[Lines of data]
++++

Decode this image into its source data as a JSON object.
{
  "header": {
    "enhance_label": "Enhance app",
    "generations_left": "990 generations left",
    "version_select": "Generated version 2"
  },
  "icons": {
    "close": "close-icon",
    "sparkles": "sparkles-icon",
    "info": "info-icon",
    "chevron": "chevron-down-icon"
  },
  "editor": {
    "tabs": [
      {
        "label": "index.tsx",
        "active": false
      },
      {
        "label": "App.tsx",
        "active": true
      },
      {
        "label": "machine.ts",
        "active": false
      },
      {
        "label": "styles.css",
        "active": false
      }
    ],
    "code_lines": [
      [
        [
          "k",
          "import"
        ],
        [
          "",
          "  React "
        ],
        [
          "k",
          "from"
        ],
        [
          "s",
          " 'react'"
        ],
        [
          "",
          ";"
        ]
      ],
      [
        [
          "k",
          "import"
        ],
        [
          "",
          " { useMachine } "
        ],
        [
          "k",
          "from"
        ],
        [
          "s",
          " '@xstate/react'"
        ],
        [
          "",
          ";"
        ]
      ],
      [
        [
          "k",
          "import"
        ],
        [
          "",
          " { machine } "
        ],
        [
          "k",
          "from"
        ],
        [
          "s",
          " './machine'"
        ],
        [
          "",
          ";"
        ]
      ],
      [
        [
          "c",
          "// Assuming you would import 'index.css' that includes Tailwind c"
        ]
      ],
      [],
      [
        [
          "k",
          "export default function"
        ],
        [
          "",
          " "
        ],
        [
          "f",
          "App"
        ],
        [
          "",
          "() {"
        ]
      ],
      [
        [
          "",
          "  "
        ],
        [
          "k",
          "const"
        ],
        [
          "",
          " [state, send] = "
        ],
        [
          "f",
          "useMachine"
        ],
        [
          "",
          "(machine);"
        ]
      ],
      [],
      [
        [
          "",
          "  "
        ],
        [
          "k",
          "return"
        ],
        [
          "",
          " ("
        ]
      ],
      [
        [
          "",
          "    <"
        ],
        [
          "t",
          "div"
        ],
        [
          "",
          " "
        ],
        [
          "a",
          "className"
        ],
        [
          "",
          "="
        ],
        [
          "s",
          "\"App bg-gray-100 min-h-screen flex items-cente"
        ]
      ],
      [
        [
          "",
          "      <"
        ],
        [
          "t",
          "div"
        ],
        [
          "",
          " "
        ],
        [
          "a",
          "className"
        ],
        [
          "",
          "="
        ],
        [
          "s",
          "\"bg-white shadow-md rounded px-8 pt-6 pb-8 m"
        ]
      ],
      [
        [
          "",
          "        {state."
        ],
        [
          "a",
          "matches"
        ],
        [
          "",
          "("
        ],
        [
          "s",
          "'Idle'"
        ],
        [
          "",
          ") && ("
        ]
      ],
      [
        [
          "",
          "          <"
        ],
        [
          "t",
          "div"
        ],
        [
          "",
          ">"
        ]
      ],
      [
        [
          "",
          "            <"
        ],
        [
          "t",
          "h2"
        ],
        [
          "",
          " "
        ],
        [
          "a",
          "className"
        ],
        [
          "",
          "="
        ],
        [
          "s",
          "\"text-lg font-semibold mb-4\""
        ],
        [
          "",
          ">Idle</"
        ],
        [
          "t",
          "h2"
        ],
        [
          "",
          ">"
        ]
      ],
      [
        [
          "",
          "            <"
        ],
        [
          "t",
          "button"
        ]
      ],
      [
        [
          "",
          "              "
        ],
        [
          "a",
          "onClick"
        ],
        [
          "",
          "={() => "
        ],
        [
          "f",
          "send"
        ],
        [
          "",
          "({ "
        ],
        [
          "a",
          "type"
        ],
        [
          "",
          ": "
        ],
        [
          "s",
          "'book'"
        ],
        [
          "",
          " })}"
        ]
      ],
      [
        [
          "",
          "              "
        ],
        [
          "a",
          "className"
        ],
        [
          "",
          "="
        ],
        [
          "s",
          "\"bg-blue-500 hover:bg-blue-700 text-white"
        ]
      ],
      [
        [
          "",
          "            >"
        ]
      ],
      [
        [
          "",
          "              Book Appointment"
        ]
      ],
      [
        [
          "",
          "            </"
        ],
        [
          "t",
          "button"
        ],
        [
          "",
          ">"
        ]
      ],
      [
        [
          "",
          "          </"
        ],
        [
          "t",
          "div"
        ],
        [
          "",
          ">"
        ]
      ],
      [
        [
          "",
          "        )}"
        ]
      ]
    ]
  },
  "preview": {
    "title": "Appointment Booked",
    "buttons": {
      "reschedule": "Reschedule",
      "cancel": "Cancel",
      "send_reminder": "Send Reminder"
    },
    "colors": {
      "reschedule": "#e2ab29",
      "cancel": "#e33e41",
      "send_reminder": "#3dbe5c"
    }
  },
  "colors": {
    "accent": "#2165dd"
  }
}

++++

EXERCISE TASK → Quote the data in full, keeping each word unchanged.

WRITTEN REPLY →
Decode this image into its source data as a JSON object.
{
  "header": {
    "enhance_label": "Enhance app",
    "generations_left": "990 generations left",
    "version_select": "Generated version 2"
  },
  "icons": {
    "close": "close-icon",
    "sparkles": "sparkles-icon",
    "info": "info-icon",
    "chevron": "chevron-down-icon"
  },
  "editor": {
    "tabs": [
      {
        "label": "index.tsx",
        "active": false
      },
      {
        "label": "App.tsx",
        "active": true
      },
      {
        "label": "machine.ts",
        "active": false
      },
      {
        "label": "styles.css",
        "active": false
      }
    ],
    "code_lines": [
      [
        [
          "k",
          "import"
        ],
        [
          "",
          "  React "
        ],
        [
          "k",
          "from"
        ],
        [
          "s",
          " 'react'"
        ],
        [
          "",
          ";"
        ]
      ],
      [
        [
          "k",
          "import"
        ],
        [
          "",
          " { useMachine } "
        ],
        [
          "k",
          "from"
        ],
        [
          "s",
          " '@xstate/react'"
        ],
        [
          "",
          ";"
        ]
      ],
      [
        [
          "k",
          "import"
        ],
        [
          "",
          " { machine } "
        ],
        [
          "k",
          "from"
        ],
        [
          "s",
          " './machine'"
        ],
        [
          "",
          ";"
        ]
      ],
      [
        [
          "c",
          "// Assuming you would import 'index.css' that includes Tailwind c"
        ]
      ],
      [],
      [
        [
          "k",
          "export default function"
        ],
        [
          "",
          " "
        ],
        [
          "f",
          "App"
        ],
        [
          "",
          "() {"
        ]
      ],
      [
        [
          "",
          "  "
        ],
        [
          "k",
          "const"
        ],
        [
          "",
          " [state, send] = "
        ],
        [
          "f",
          "useMachine"
        ],
        [
          "",
          "(machine);"
        ]
      ],
      [],
      [
        [
          "",
          "  "
        ],
        [
          "k",
          "return"
        ],
        [
          "",
          " ("
        ]
      ],
      [
        [
          "",
          "    <"
        ],
        [
          "t",
          "div"
        ],
        [
          "",
          " "
        ],
        [
          "a",
          "className"
        ],
        [
          "",
          "="
        ],
        [
          "s",
          "\"App bg-gray-100 min-h-screen flex items-cente"
        ]
      ],
      [
        [
          "",
          "      <"
        ],
        [
          "t",
          "div"
        ],
        [
          "",
          " "
        ],
        [
          "a",
          "className"
        ],
        [
          "",
          "="
        ],
        [
          "s",
          "\"bg-white shadow-md rounded px-8 pt-6 pb-8 m"
        ]
      ],
      [
        [
          "",
          "        {state."
        ],
        [
          "a",
          "matches"
        ],
        [
          "",
          "("
        ],
        [
          "s",
          "'Idle'"
        ],
        [
          "",
          ") && ("
        ]
      ],
      [
        [
          "",
          "          <"
        ],
        [
          "t",
          "div"
        ],
        [
          "",
          ">"
        ]
      ],
      [
        [
          "",
          "            <"
        ],
        [
          "t",
          "h2"
        ],
        [
          "",
          " "
        ],
        [
          "a",
          "className"
        ],
        [
          "",
          "="
        ],
        [
          "s",
          "\"text-lg font-semibold mb-4\""
        ],
        [
          "",
          ">Idle</"
        ],
        [
          "t",
          "h2"
        ],
        [
          "",
          ">"
        ]
      ],
      [
        [
          "",
          "            <"
        ],
        [
          "t",
          "button"
        ]
      ],
      [
        [
          "",
          "              "
        ],
        [
          "a",
          "onClick"
        ],
        [
          "",
          "={() => "
        ],
        [
          "f",
          "send"
        ],
        [
          "",
          "({ "
        ],
        [
          "a",
          "type"
        ],
        [
          "",
          ": "
        ],
        [
          "s",
          "'book'"
        ],
        [
          "",
          " })}"
        ]
      ],
      [
        [
          "",
          "              "
        ],
        [
          "a",
          "className"
        ],
        [
          "",
          "="
        ],
        [
          "s",
          "\"bg-blue-500 hover:bg-blue-700 text-white"
        ]
      ],
      [
        [
          "",
          "            >"
        ]
      ],
      [
        [
          "",
          "              Book Appointment"
        ]
      ],
      [
        [
          "",
          "            </"
        ],
        [
          "t",
          "button"
        ],
        [
          "",
          ">"
        ]
      ],
      [
        [
          "",
          "          </"
        ],
        [
          "t",
          "div"
        ],
        [
          "",
          ">"
        ]
      ],
      [
        [
          "",
          "        )}"
        ]
      ]
    ]
  },
  "preview": {
    "title": "Appointment Booked",
    "buttons": {
      "reschedule": "Reschedule",
      "cancel": "Cancel",
      "send_reminder": "Send Reminder"
    },
    "colors": {
      "reschedule": "#e2ab29",
      "cancel": "#e33e41",
      "send_reminder": "#3dbe5c"
    }
  },
  "colors": {
    "accent": "#2165dd"
  }
}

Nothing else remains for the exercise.